## Start

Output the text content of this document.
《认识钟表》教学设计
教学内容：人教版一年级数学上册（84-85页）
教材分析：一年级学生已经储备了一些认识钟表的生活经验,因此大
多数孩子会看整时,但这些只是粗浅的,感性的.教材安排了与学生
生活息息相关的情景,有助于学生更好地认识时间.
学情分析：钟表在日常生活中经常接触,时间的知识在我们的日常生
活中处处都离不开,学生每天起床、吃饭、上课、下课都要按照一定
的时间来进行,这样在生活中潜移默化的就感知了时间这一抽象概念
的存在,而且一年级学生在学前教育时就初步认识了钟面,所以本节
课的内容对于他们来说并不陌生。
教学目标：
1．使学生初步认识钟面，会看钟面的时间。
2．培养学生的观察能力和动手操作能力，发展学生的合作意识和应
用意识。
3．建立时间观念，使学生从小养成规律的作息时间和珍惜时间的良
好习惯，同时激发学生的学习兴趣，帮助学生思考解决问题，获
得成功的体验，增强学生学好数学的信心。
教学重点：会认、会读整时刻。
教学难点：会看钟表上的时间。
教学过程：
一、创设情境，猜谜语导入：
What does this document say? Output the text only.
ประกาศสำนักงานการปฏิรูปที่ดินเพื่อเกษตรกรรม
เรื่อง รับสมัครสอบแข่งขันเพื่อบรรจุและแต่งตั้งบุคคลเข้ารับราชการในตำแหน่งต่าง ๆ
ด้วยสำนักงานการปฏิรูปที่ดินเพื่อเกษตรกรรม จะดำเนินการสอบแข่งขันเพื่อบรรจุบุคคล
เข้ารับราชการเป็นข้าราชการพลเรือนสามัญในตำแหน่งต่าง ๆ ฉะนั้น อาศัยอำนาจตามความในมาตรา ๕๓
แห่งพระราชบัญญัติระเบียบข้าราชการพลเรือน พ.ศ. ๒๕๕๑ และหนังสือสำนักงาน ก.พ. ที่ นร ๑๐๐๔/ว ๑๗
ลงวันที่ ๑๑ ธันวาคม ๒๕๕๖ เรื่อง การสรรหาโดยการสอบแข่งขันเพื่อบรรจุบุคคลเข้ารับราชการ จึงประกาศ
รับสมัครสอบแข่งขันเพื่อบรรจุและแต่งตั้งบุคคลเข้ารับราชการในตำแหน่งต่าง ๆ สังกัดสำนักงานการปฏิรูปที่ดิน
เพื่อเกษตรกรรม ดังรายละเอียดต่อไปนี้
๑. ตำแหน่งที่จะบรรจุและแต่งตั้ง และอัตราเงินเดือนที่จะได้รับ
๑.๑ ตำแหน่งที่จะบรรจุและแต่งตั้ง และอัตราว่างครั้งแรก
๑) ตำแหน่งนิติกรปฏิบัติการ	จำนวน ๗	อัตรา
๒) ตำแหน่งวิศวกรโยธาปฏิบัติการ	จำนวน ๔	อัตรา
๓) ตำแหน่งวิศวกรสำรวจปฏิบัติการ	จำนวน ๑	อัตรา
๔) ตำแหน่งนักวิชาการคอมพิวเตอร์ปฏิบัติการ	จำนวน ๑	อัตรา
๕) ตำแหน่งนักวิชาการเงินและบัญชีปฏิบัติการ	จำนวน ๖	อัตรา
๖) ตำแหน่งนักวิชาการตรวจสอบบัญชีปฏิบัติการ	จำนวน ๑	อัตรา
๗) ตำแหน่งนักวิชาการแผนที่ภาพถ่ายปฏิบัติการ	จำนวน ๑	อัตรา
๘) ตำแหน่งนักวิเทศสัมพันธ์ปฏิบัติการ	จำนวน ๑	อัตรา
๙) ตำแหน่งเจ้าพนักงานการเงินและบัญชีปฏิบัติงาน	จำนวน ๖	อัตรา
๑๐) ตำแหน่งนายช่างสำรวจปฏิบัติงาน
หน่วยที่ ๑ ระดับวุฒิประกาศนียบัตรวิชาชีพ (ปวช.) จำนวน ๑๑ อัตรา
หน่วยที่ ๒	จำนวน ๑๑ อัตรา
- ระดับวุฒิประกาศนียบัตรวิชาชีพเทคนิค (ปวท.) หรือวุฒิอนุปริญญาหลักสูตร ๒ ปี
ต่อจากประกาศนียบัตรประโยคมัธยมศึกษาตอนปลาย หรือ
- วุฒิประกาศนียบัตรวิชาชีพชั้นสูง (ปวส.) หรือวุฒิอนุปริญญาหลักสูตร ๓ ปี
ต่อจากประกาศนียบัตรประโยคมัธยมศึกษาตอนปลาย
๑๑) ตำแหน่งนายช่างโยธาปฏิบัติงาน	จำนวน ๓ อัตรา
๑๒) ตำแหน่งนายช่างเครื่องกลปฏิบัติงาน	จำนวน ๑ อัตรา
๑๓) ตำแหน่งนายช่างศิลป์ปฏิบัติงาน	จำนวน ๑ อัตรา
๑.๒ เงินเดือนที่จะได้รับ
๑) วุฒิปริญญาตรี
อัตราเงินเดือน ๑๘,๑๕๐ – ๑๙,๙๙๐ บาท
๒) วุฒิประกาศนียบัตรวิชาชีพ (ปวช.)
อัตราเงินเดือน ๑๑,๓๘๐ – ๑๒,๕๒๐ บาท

## End

**Directions for this task:** Note each line of the entries that has "าราชการพลเร" in it, and copy those lines.

**The answer:**
เข้ารับราชการเป็นข้าราชการพลเรือนสามัญในตำแหน่งต่าง ๆ ฉะนั้น อาศัยอำนาจตามความในมาตรา ๕๓
แห่งพระราชบัญญัติระเบียบข้าราชการพลเรือน พ.ศ. ๒๕๕๑ และหนังสือสำนักงาน ก.พ. ที่ นร ๑๐๐๔/ว ๑๗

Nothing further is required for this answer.